### Set task:
Pictures do not belong in the copy; quote every entry below exactly.

### Material shown:
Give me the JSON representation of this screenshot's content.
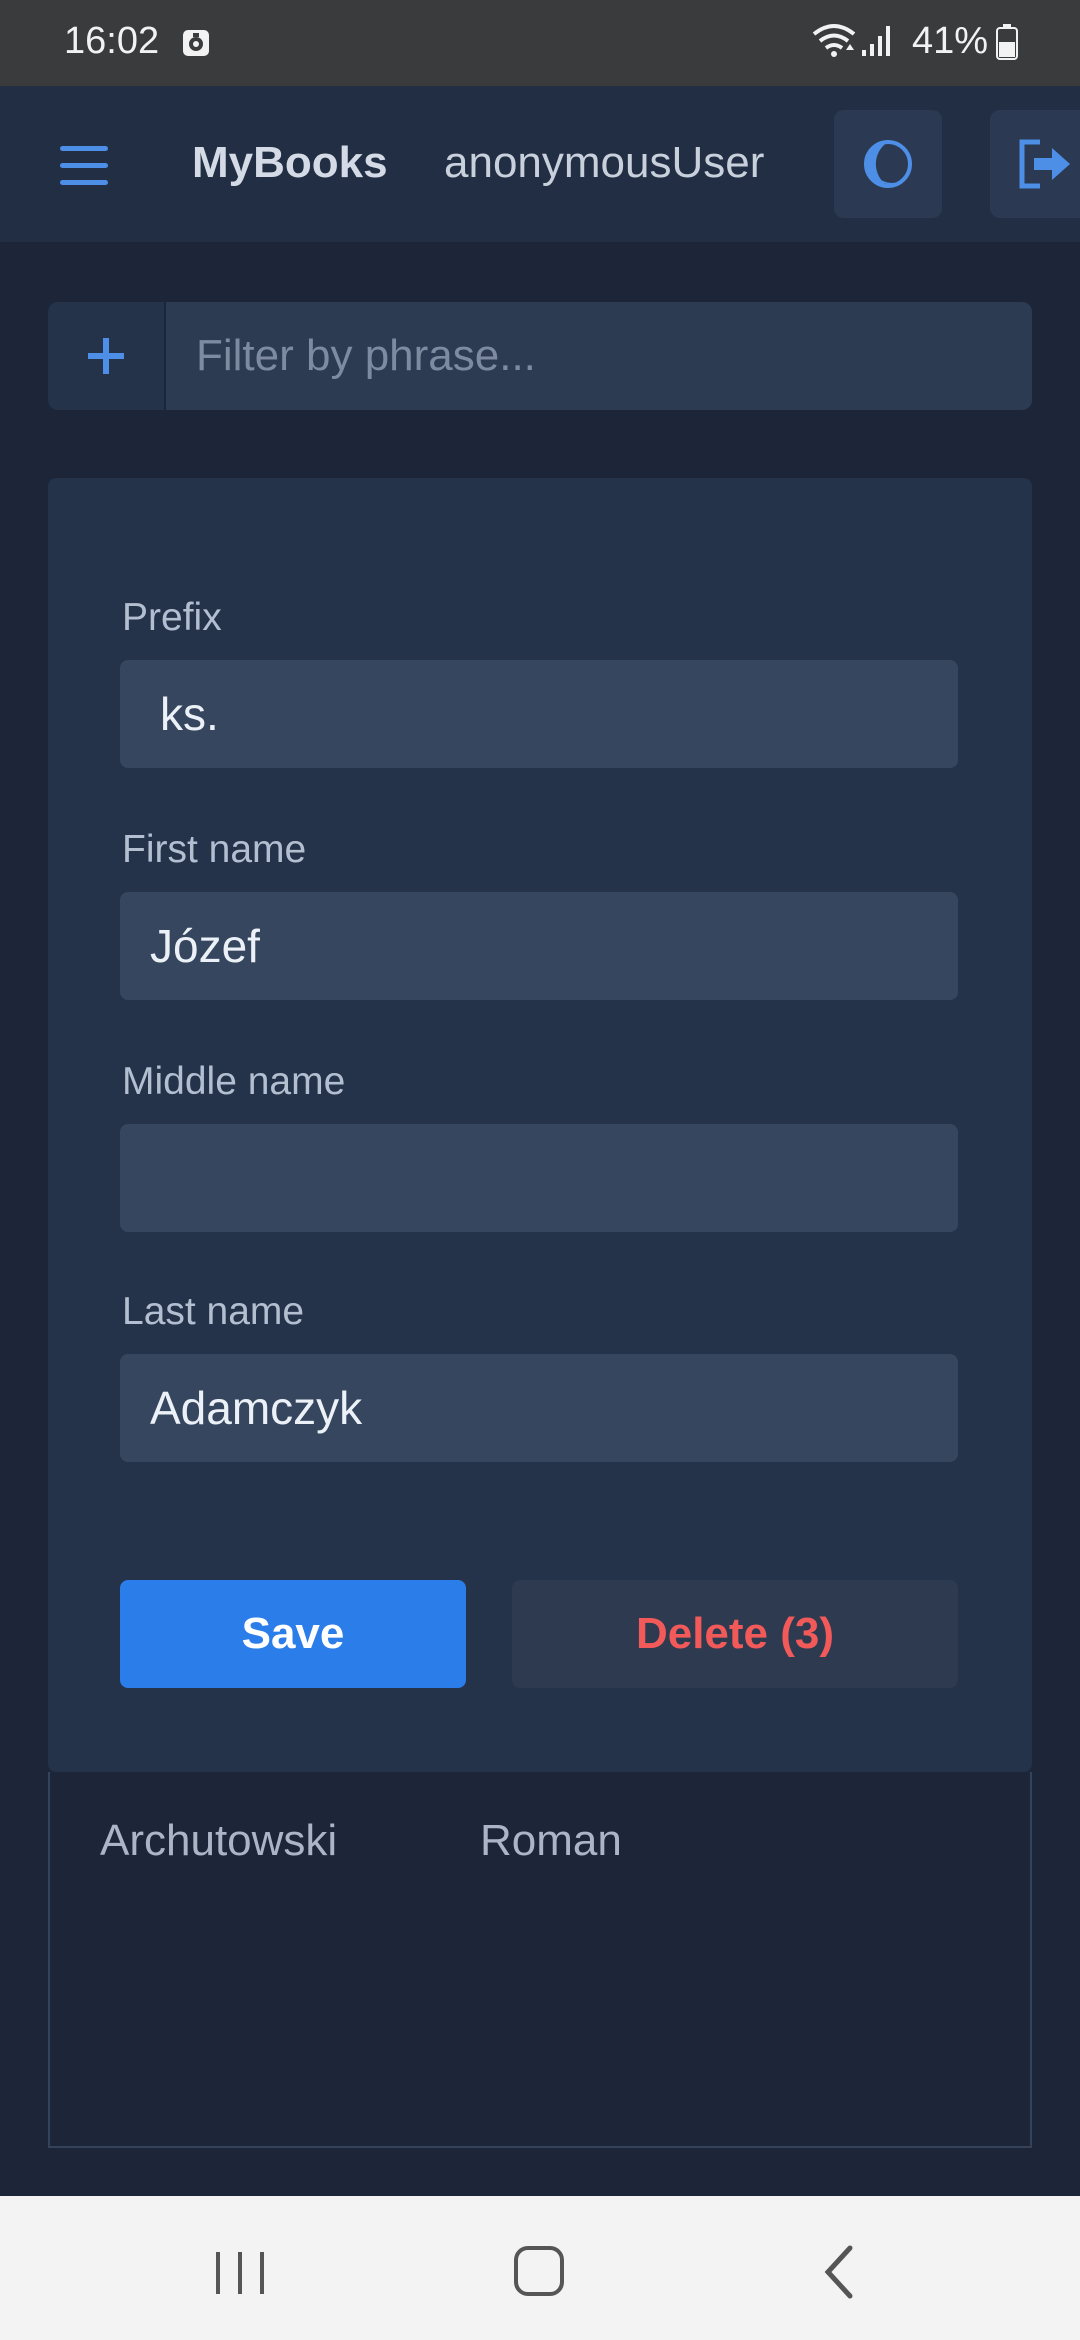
{
  "status_bar": {
    "time": "16:02",
    "battery": "41%",
    "icons": [
      "media-icon",
      "wifi-icon",
      "signal-icon",
      "battery-icon"
    ]
  },
  "header": {
    "app_name": "MyBooks",
    "username": "anonymousUser",
    "icons": [
      "hamburger-menu-icon",
      "moon-icon",
      "logout-icon"
    ]
  },
  "search": {
    "add_icon": "plus-icon",
    "placeholder": "Filter by phrase...",
    "value": ""
  },
  "form": {
    "prefix_label": "Prefix",
    "prefix_value": "ks.",
    "first_name_label": "First name",
    "first_name_value": "Józef",
    "middle_name_label": "Middle name",
    "middle_name_value": "",
    "last_name_label": "Last name",
    "last_name_value": "Adamczyk",
    "save_label": "Save",
    "delete_label": "Delete (3)"
  },
  "list": {
    "rows": [
      {
        "last_name": "Archutowski",
        "first_name": "Roman"
      }
    ]
  },
  "nav": {
    "icons": [
      "recent-apps-icon",
      "home-icon",
      "back-icon"
    ]
  },
  "colors": {
    "background": "#1d2638",
    "panel": "#24324a",
    "accent": "#2b7de9",
    "danger": "#f25a5a"
  }
}
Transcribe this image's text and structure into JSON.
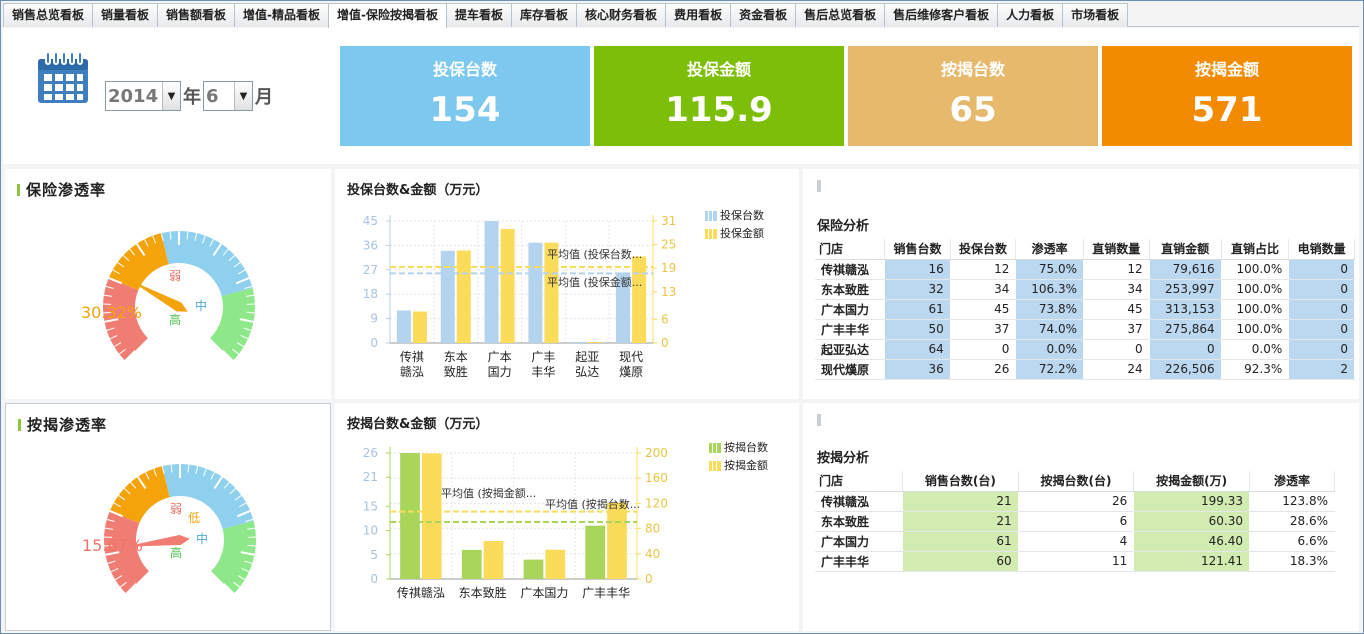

### The reply:
Give me the JSON representation of this screenshot's content.
{
  "status_bar": {
    "time": "16:02",
    "battery": "41%",
    "icons": [
      "media-icon",
      "wifi-icon",
      "signal-icon",
      "battery-icon"
    ]
  },
  "header": {
    "app_name": "MyBooks",
    "username": "anonymousUser",
    "icons": [
      "hamburger-menu-icon",
      "moon-icon",
      "logout-icon"
    ]
  },
  "search": {
    "add_icon": "plus-icon",
    "placeholder": "Filter by phrase...",
    "value": ""
  },
  "form": {
    "prefix_label": "Prefix",
    "prefix_value": "ks.",
    "first_name_label": "First name",
    "first_name_value": "Józef",
    "middle_name_label": "Middle name",
    "middle_name_value": "",
    "last_name_label": "Last name",
    "last_name_value": "Adamczyk",
    "save_label": "Save",
    "delete_label": "Delete (3)"
  },
  "list": {
    "rows": [
      {
        "last_name": "Archutowski",
        "first_name": "Roman"
      }
    ]
  },
  "nav": {
    "icons": [
      "recent-apps-icon",
      "home-icon",
      "back-icon"
    ]
  },
  "colors": {
    "background": "#1d2638",
    "panel": "#24324a",
    "accent": "#2b7de9",
    "danger": "#f25a5a"
  }
}
Transcribe this image's text and structure into JSON.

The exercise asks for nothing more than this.